--- RECORD LIST ---

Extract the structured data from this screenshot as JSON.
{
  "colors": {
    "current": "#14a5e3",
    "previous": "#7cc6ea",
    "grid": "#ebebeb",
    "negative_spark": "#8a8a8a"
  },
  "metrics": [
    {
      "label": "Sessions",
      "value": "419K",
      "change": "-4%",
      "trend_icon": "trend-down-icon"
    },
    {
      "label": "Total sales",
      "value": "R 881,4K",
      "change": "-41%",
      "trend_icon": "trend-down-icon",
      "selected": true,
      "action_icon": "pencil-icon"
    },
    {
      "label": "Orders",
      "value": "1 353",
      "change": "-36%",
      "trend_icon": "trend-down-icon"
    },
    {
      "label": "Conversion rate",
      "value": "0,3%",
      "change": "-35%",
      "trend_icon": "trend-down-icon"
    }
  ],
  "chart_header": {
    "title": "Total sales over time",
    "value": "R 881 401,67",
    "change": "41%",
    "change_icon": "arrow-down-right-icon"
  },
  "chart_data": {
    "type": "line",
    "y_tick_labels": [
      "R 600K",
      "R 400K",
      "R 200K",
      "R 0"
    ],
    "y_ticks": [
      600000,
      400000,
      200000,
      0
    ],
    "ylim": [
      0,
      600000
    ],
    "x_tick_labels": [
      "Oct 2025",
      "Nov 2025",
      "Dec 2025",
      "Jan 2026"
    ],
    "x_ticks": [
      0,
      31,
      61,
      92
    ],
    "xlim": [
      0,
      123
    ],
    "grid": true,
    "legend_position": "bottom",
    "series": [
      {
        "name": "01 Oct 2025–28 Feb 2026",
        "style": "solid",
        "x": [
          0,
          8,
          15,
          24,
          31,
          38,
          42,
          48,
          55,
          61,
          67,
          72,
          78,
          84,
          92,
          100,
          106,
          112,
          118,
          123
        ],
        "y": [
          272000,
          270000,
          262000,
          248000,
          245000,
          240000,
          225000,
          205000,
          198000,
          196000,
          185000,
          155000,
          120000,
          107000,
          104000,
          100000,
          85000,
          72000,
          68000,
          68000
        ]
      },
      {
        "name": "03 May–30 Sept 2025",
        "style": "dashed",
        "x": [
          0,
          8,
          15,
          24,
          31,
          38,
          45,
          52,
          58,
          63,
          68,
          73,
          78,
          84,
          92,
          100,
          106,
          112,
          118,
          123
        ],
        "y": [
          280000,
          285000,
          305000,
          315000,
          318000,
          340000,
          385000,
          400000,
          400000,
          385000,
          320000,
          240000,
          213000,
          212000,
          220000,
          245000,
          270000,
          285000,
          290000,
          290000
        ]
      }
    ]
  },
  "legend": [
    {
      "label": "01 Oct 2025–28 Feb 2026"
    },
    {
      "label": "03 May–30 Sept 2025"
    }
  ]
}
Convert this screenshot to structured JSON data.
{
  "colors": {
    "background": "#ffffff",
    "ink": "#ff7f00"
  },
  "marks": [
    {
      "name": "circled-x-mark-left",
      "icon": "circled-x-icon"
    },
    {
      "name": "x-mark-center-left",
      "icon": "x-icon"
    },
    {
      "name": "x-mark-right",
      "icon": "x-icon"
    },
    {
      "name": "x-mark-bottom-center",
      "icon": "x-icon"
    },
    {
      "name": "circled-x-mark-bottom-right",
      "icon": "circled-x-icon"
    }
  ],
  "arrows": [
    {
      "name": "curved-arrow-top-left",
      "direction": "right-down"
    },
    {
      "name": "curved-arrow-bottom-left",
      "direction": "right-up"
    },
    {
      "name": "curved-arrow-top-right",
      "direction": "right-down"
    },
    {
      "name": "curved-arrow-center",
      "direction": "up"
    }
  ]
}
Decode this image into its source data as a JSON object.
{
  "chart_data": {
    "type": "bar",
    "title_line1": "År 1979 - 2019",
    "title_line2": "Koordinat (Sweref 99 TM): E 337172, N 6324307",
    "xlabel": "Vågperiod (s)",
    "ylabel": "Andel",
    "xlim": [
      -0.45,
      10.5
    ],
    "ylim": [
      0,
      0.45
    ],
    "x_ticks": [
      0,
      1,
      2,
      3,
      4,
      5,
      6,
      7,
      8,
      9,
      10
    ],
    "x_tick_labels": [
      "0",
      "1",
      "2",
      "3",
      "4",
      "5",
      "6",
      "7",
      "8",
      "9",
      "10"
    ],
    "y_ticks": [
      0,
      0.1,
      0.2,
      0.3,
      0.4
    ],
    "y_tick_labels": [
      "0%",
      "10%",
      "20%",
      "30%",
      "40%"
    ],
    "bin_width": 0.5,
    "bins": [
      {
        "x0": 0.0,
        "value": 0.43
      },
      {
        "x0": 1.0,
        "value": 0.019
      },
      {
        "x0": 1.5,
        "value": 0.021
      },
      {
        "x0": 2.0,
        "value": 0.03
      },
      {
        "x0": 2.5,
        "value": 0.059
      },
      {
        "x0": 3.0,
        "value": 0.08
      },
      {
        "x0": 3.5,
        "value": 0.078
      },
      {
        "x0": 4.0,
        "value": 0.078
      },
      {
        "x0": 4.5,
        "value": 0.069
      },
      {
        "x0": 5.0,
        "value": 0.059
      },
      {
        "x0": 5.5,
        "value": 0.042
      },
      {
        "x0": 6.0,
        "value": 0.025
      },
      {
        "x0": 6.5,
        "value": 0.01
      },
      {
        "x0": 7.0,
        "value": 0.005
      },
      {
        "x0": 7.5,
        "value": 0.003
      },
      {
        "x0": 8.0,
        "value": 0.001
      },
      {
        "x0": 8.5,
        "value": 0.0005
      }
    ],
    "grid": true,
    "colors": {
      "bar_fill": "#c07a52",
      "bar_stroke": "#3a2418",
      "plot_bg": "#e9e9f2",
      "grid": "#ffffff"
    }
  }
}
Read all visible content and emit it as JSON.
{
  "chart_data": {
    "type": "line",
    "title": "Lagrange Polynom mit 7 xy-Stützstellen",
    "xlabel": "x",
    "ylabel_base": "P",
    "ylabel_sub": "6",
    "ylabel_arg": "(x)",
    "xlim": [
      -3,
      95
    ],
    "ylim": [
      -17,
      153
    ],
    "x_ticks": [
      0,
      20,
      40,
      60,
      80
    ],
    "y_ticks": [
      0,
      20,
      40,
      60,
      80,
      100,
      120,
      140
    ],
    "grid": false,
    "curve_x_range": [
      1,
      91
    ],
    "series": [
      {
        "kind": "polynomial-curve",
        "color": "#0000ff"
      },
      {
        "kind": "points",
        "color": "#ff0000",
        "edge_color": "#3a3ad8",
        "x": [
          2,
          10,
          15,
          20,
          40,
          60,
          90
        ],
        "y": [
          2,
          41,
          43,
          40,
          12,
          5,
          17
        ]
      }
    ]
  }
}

---

Return all of the above records exactly, leaving no line out.

**OUTPUT FOR THIS EXERCISE:**
Extract the structured data from this screenshot as JSON.
{
  "colors": {
    "current": "#14a5e3",
    "previous": "#7cc6ea",
    "grid": "#ebebeb",
    "negative_spark": "#8a8a8a"
  },
  "metrics": [
    {
      "label": "Sessions",
      "value": "419K",
      "change": "-4%",
      "trend_icon": "trend-down-icon"
    },
    {
      "label": "Total sales",
      "value": "R 881,4K",
      "change": "-41%",
      "trend_icon": "trend-down-icon",
      "selected": true,
      "action_icon": "pencil-icon"
    },
    {
      "label": "Orders",
      "value": "1 353",
      "change": "-36%",
      "trend_icon": "trend-down-icon"
    },
    {
      "label": "Conversion rate",
      "value": "0,3%",
      "change": "-35%",
      "trend_icon": "trend-down-icon"
    }
  ],
  "chart_header": {
    "title": "Total sales over time",
    "value": "R 881 401,67",
    "change": "41%",
    "change_icon": "arrow-down-right-icon"
  },
  "chart_data": {
    "type": "line",
    "y_tick_labels": [
      "R 600K",
      "R 400K",
      "R 200K",
      "R 0"
    ],
    "y_ticks": [
      600000,
      400000,
      200000,
      0
    ],
    "ylim": [
      0,
      600000
    ],
    "x_tick_labels": [
      "Oct 2025",
      "Nov 2025",
      "Dec 2025",
      "Jan 2026"
    ],
    "x_ticks": [
      0,
      31,
      61,
      92
    ],
    "xlim": [
      0,
      123
    ],
    "grid": true,
    "legend_position": "bottom",
    "series": [
      {
        "name": "01 Oct 2025–28 Feb 2026",
        "style": "solid",
        "x": [
          0,
          8,
          15,
          24,
          31,
          38,
          42,
          48,
          55,
          61,
          67,
          72,
          78,
          84,
          92,
          100,
          106,
          112,
          118,
          123
        ],
        "y": [
          272000,
          270000,
          262000,
          248000,
          245000,
          240000,
          225000,
          205000,
          198000,
          196000,
          185000,
          155000,
          120000,
          107000,
          104000,
          100000,
          85000,
          72000,
          68000,
          68000
        ]
      },
      {
        "name": "03 May–30 Sept 2025",
        "style": "dashed",
        "x": [
          0,
          8,
          15,
          24,
          31,
          38,
          45,
          52,
          58,
          63,
          68,
          73,
          78,
          84,
          92,
          100,
          106,
          112,
          118,
          123
        ],
        "y": [
          280000,
          285000,
          305000,
          315000,
          318000,
          340000,
          385000,
          400000,
          400000,
          385000,
          320000,
          240000,
          213000,
          212000,
          220000,
          245000,
          270000,
          285000,
          290000,
          290000
        ]
      }
    ]
  },
  "legend": [
    {
      "label": "01 Oct 2025–28 Feb 2026"
    },
    {
      "label": "03 May–30 Sept 2025"
    }
  ]
}
Convert this screenshot to structured JSON data.
{
  "colors": {
    "background": "#ffffff",
    "ink": "#ff7f00"
  },
  "marks": [
    {
      "name": "circled-x-mark-left",
      "icon": "circled-x-icon"
    },
    {
      "name": "x-mark-center-left",
      "icon": "x-icon"
    },
    {
      "name": "x-mark-right",
      "icon": "x-icon"
    },
    {
      "name": "x-mark-bottom-center",
      "icon": "x-icon"
    },
    {
      "name": "circled-x-mark-bottom-right",
      "icon": "circled-x-icon"
    }
  ],
  "arrows": [
    {
      "name": "curved-arrow-top-left",
      "direction": "right-down"
    },
    {
      "name": "curved-arrow-bottom-left",
      "direction": "right-up"
    },
    {
      "name": "curved-arrow-top-right",
      "direction": "right-down"
    },
    {
      "name": "curved-arrow-center",
      "direction": "up"
    }
  ]
}
Decode this image into its source data as a JSON object.
{
  "chart_data": {
    "type": "bar",
    "title_line1": "År 1979 - 2019",
    "title_line2": "Koordinat (Sweref 99 TM): E 337172, N 6324307",
    "xlabel": "Vågperiod (s)",
    "ylabel": "Andel",
    "xlim": [
      -0.45,
      10.5
    ],
    "ylim": [
      0,
      0.45
    ],
    "x_ticks": [
      0,
      1,
      2,
      3,
      4,
      5,
      6,
      7,
      8,
      9,
      10
    ],
    "x_tick_labels": [
      "0",
      "1",
      "2",
      "3",
      "4",
      "5",
      "6",
      "7",
      "8",
      "9",
      "10"
    ],
    "y_ticks": [
      0,
      0.1,
      0.2,
      0.3,
      0.4
    ],
    "y_tick_labels": [
      "0%",
      "10%",
      "20%",
      "30%",
      "40%"
    ],
    "bin_width": 0.5,
    "bins": [
      {
        "x0": 0.0,
        "value": 0.43
      },
      {
        "x0": 1.0,
        "value": 0.019
      },
      {
        "x0": 1.5,
        "value": 0.021
      },
      {
        "x0": 2.0,
        "value": 0.03
      },
      {
        "x0": 2.5,
        "value": 0.059
      },
      {
        "x0": 3.0,
        "value": 0.08
      },
      {
        "x0": 3.5,
        "value": 0.078
      },
      {
        "x0": 4.0,
        "value": 0.078
      },
      {
        "x0": 4.5,
        "value": 0.069
      },
      {
        "x0": 5.0,
        "value": 0.059
      },
      {
        "x0": 5.5,
        "value": 0.042
      },
      {
        "x0": 6.0,
        "value": 0.025
      },
      {
        "x0": 6.5,
        "value": 0.01
      },
      {
        "x0": 7.0,
        "value": 0.005
      },
      {
        "x0": 7.5,
        "value": 0.003
      },
      {
        "x0": 8.0,
        "value": 0.001
      },
      {
        "x0": 8.5,
        "value": 0.0005
      }
    ],
    "grid": true,
    "colors": {
      "bar_fill": "#c07a52",
      "bar_stroke": "#3a2418",
      "plot_bg": "#e9e9f2",
      "grid": "#ffffff"
    }
  }
}
Read all visible content and emit it as JSON.
{
  "chart_data": {
    "type": "line",
    "title": "Lagrange Polynom mit 7 xy-Stützstellen",
    "xlabel": "x",
    "ylabel_base": "P",
    "ylabel_sub": "6",
    "ylabel_arg": "(x)",
    "xlim": [
      -3,
      95
    ],
    "ylim": [
      -17,
      153
    ],
    "x_ticks": [
      0,
      20,
      40,
      60,
      80
    ],
    "y_ticks": [
      0,
      20,
      40,
      60,
      80,
      100,
      120,
      140
    ],
    "grid": false,
    "curve_x_range": [
      1,
      91
    ],
    "series": [
      {
        "kind": "polynomial-curve",
        "color": "#0000ff"
      },
      {
        "kind": "points",
        "color": "#ff0000",
        "edge_color": "#3a3ad8",
        "x": [
          2,
          10,
          15,
          20,
          40,
          60,
          90
        ],
        "y": [
          2,
          41,
          43,
          40,
          12,
          5,
          17
        ]
      }
    ]
  }
}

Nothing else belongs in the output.